Job:
In the blog post about Karen Connelly, what is the title of the anthology of Canadian nature poetry she was reading outside?

Supplied text:
Monthly Archives: February 2015

BWS 04.03.15: Karen Connelly

Karen Connelly

Karen (Kaz) Connelly is the author of ten books of poetry, fiction, and nonfiction. She is a polyglot, rabble rouser, and voracious reader who was born in Calgary and has lived in Thailand, Spain, France and Greece. PEN Canada and Amnesty International are two of her favourite human rights organizations. Kaz is presently writing a new novel called The Change Room. She took time out to write us a letter last week from the artist’s residency at UBC Okanagan.

February 19, 2015

Woodhaven Eco-Cultural Centre

Kelowna, B.C.

Dearest you,

I am so happy to be here, and sorry to hear of the deep-freeze in eastern Canada just after I’ve spent an hour outside in short sleeves, reading the wonderful anthology Open Wide a Wilderness. I sat on one of the little benches on the patio behind the garage with my tea and toast, looking up every once in a while to listen to the insistent stream (what? what exactly do you mean?) and to check to see if the cougar was watching me. Of course, if I had seen the cougar, I might have had a heart attack; it’s just as well that he remains invisible. But have you ever noticed how, outside, in nature, it’s easy to feel as though you’re being watched? I think that I am being watched, somehow; observed, or at least sensed by a multiplicity of life forms around me. Yesterday I meditated by the stream; I swear that the rocks, boulder-like, big, were watching me.

So my morning reading, the Open Wide book, is an amazing anthology of Canadian nature poetry. (My admiration to my friend and colleague, Nancy Holmes, for the labour and dedication it took, over years, to create this amazing work.) This morning, I simply marvelled at Earle Birney’s poem “David.” Pshaw to Christian Bök for lecturing me last year for half an hour about the lack of Canadian epics set in deep space (what human lives in deep space?). “David” is SUCH a good poem, a kind of nature epic, notwithstanding all the Jesus stuff. (Birney wrote it in 1942, after all–Jesus was still big.) It’s one of the first Canadian poems I remember reading and identifying with as a teenager; I knew those mountains. But beyond that: it’s so GOOD. It’s such a powerful narrative poem. And I found it timely right now, as Canada debates the ethics and dangers of assisted suicide.

Material provided:
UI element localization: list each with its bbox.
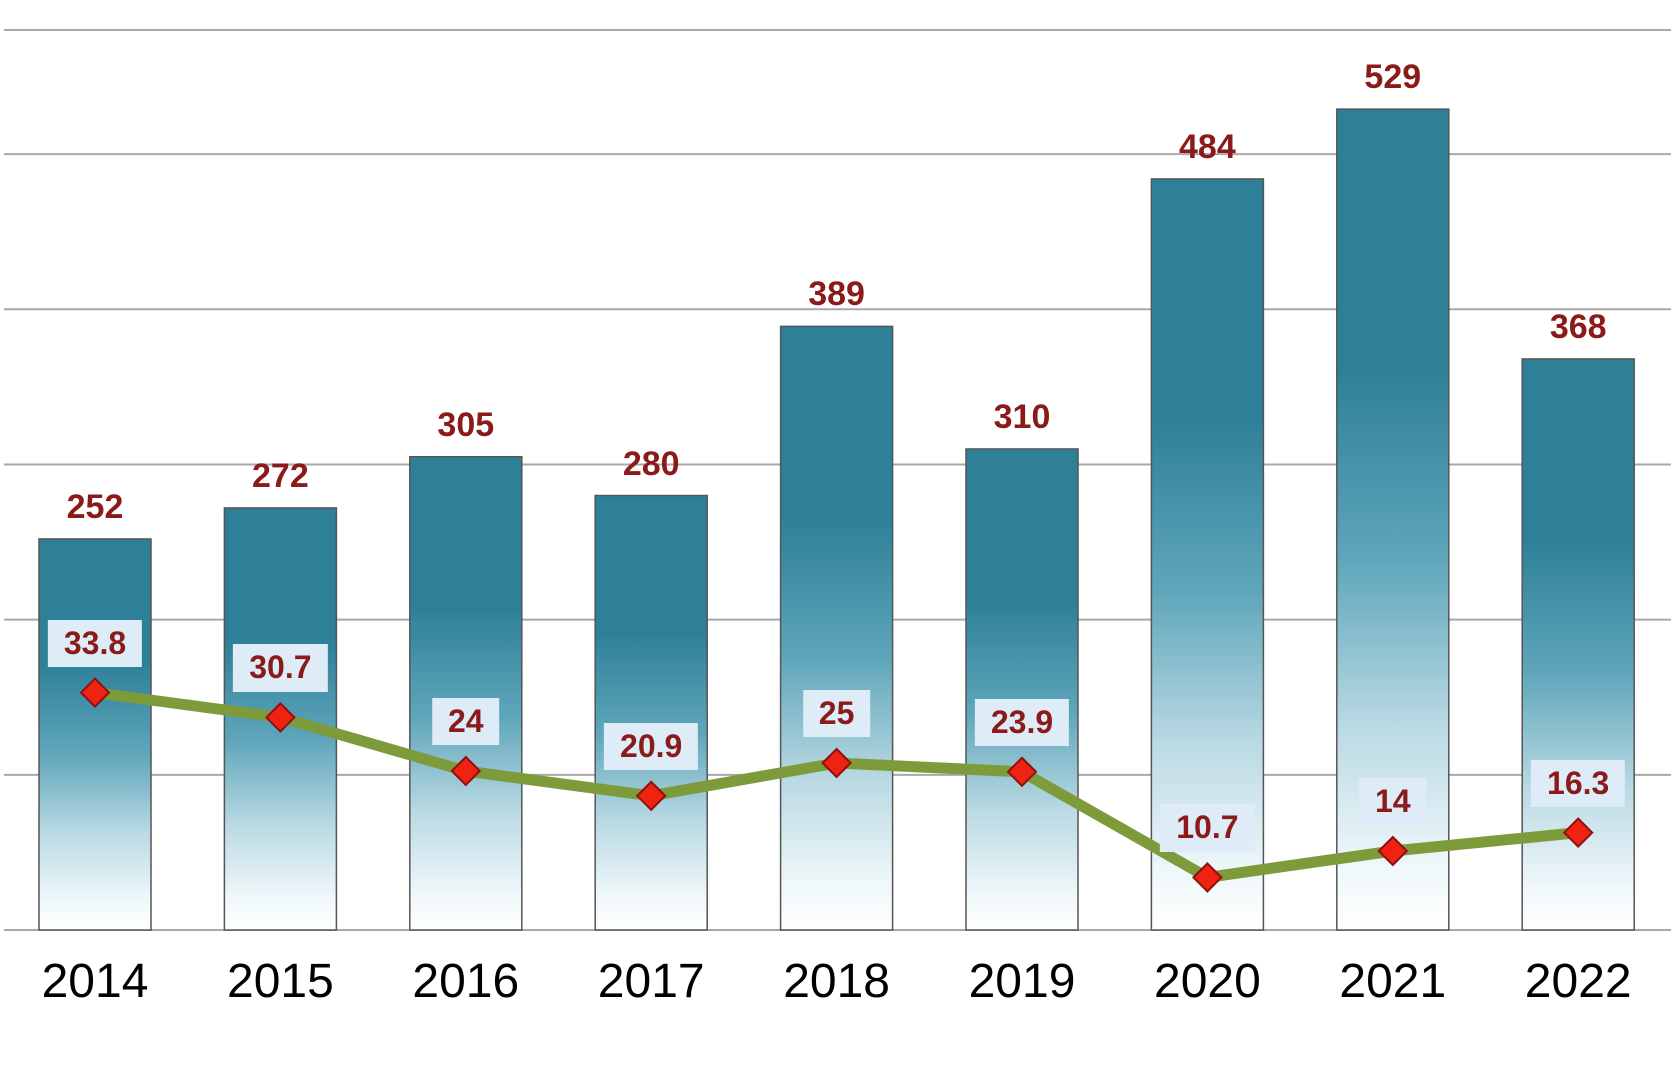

Answer to the problem:
Open Wide a Wilderness